> **OBJECTIVE**: Work through the following lines and count those that hold the word "чисте". Reply with that number only.

> **EXERCISE INPUTS**:

= = =

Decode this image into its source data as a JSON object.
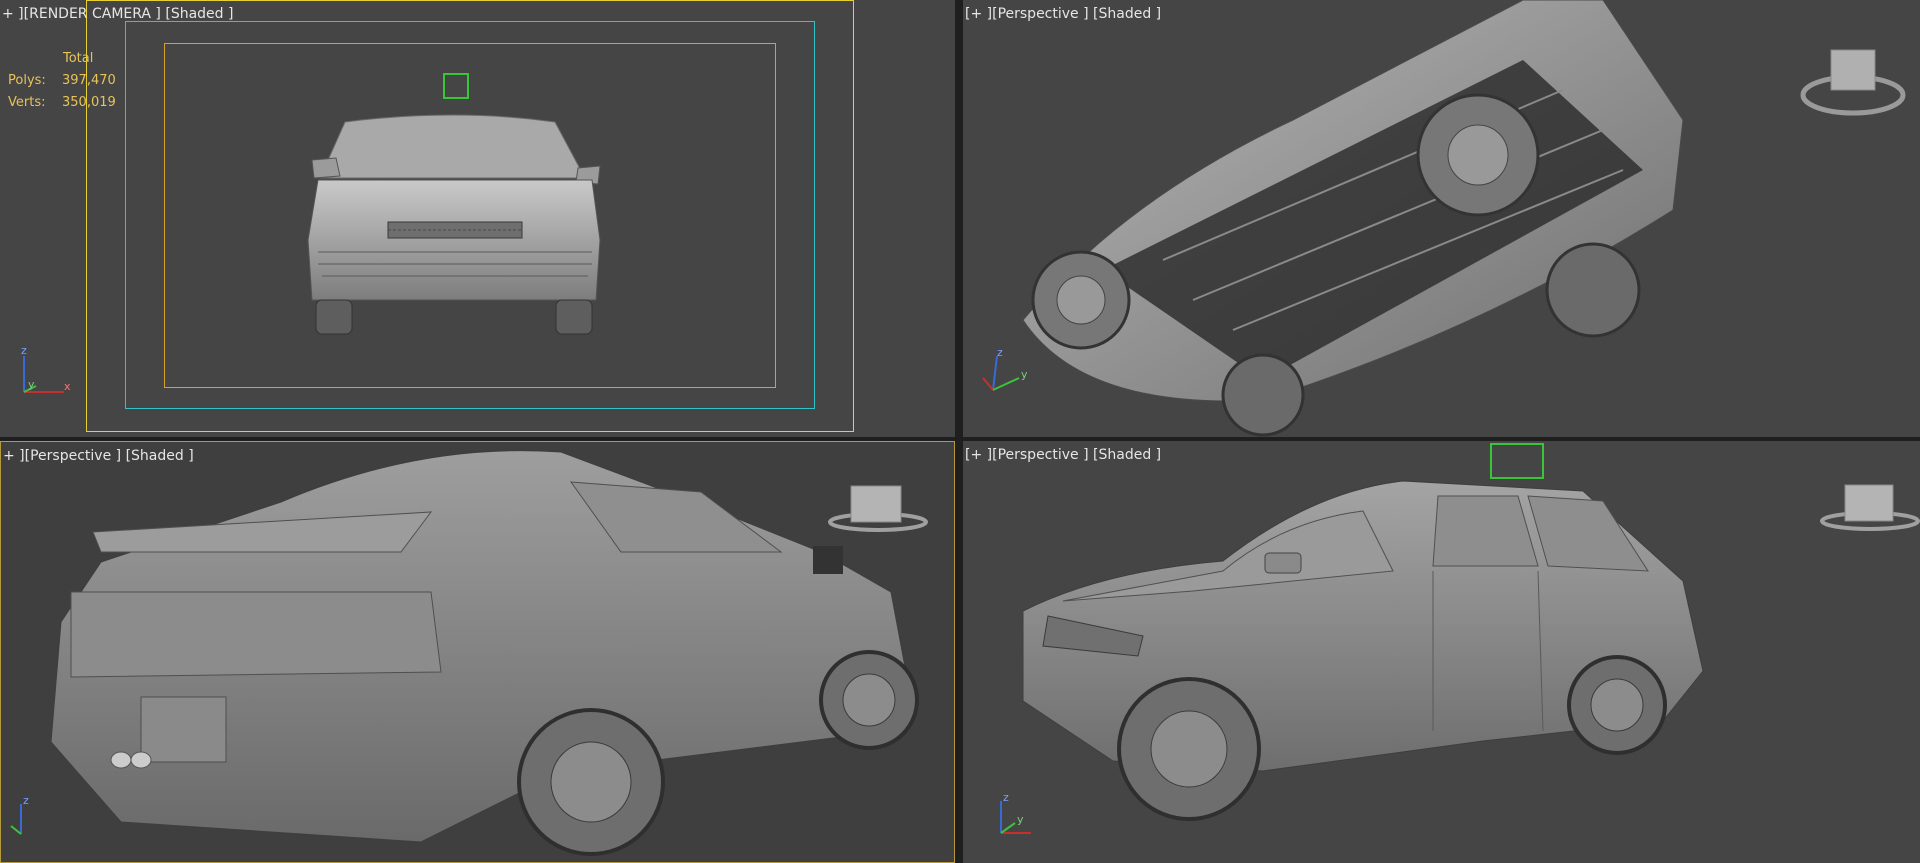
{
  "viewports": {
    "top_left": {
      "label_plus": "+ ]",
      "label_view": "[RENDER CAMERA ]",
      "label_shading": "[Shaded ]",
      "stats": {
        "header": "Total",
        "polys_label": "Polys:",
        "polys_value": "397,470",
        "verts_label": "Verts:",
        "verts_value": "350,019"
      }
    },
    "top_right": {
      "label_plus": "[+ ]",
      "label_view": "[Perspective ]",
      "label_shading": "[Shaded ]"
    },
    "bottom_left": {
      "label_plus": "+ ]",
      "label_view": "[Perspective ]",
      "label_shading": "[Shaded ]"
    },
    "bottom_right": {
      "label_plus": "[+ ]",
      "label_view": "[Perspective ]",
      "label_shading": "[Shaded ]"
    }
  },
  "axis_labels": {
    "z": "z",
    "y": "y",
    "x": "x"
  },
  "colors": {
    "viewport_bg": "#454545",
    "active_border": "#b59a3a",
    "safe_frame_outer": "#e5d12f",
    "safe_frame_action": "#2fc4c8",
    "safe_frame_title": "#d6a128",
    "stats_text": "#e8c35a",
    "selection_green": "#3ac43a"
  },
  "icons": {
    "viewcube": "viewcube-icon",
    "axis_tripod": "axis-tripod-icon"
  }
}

= = =

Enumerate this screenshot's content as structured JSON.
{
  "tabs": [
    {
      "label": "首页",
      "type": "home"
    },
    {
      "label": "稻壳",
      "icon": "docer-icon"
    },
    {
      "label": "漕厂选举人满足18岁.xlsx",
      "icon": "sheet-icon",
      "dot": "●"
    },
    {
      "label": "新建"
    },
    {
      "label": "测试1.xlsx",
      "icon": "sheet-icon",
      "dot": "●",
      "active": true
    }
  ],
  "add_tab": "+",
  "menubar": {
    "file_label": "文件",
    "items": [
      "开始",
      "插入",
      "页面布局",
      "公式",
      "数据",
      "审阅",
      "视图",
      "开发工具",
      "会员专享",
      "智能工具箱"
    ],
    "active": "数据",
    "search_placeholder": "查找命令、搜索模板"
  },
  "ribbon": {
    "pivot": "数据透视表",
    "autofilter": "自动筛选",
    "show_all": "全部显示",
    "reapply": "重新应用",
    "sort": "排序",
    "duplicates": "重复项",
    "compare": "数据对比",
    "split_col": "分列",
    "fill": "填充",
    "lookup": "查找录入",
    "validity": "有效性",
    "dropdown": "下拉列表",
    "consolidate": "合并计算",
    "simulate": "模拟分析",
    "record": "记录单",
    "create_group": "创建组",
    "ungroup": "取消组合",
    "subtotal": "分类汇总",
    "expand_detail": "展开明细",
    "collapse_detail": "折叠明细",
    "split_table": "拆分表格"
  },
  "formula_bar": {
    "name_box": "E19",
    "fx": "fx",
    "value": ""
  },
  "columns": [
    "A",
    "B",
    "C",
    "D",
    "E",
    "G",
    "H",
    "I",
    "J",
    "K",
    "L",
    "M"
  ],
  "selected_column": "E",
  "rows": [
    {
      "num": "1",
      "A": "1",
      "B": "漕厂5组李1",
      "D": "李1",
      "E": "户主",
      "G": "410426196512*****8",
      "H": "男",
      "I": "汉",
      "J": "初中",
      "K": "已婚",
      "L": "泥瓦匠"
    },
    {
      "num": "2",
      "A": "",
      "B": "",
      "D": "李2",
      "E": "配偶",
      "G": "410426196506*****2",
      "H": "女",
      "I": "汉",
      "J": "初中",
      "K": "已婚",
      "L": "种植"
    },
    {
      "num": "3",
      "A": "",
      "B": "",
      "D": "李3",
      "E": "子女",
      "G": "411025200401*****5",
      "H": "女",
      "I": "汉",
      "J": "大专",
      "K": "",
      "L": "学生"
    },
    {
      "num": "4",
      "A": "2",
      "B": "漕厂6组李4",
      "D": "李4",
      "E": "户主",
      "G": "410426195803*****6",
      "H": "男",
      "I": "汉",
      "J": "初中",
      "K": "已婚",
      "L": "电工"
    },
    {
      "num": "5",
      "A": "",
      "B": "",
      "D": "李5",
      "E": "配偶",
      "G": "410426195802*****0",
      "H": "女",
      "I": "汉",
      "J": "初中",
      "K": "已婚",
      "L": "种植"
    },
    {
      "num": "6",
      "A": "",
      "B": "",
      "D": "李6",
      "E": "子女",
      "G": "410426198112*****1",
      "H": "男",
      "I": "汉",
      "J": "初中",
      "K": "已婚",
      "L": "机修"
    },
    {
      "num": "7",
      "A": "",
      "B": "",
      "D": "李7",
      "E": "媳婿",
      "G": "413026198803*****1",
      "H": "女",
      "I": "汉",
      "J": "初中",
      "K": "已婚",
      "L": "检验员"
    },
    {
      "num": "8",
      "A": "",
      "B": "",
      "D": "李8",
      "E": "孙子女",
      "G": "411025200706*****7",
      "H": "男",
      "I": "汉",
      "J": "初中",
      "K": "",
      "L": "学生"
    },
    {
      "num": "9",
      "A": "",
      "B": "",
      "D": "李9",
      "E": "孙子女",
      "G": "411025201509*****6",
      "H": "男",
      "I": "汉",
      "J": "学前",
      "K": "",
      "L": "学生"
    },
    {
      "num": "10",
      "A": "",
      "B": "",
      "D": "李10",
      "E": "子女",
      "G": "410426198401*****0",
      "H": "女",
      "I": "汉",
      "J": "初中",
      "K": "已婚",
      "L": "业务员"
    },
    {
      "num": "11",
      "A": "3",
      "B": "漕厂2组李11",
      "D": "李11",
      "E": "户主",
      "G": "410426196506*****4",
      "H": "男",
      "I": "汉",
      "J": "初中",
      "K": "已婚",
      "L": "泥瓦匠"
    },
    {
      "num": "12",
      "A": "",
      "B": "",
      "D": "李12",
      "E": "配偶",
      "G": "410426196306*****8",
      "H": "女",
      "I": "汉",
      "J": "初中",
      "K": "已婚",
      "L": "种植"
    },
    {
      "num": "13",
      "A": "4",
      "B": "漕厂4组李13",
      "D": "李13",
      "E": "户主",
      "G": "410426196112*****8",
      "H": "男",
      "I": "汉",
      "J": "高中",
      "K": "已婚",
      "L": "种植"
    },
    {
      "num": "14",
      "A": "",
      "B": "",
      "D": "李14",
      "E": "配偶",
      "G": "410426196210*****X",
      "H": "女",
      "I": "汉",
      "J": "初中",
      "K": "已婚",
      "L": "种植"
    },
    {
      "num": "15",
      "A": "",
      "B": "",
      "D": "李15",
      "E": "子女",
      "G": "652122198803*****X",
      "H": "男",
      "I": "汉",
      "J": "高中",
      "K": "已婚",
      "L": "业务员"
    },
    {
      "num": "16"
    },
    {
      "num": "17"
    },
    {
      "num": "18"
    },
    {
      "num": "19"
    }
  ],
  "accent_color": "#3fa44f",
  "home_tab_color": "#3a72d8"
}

= = =

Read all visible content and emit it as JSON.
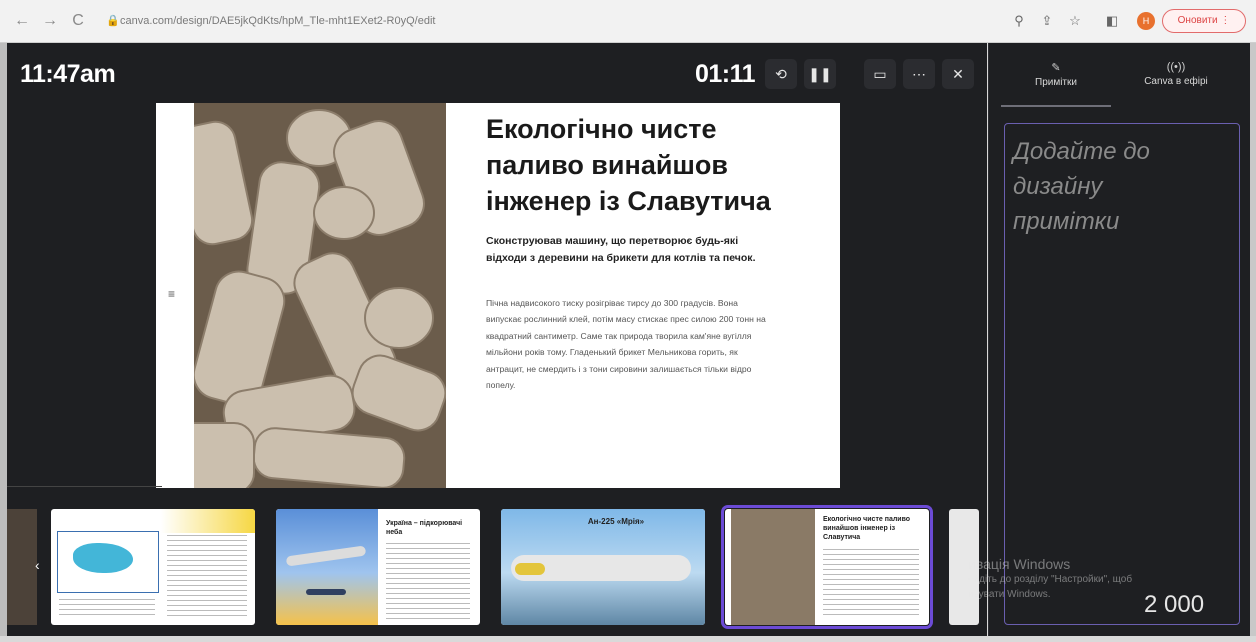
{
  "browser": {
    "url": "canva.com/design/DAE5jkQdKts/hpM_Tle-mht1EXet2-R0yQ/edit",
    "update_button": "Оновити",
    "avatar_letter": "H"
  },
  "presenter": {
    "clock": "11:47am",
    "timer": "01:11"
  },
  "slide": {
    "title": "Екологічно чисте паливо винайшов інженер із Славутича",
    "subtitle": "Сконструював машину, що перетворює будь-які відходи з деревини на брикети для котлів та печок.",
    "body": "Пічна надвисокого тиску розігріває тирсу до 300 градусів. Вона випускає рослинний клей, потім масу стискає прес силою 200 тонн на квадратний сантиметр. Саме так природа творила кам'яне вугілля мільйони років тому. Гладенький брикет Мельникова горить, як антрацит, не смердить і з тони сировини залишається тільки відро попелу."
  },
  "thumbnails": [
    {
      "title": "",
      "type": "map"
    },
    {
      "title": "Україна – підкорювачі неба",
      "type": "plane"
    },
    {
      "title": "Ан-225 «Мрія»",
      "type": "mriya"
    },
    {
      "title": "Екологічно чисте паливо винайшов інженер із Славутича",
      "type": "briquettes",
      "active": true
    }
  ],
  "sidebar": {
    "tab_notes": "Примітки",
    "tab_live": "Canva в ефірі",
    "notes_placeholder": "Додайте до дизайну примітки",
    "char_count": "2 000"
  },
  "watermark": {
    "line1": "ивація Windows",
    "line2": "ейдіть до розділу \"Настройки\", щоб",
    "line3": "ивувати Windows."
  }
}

= = =

> **SOLUTION FOR THIS TASK**: 2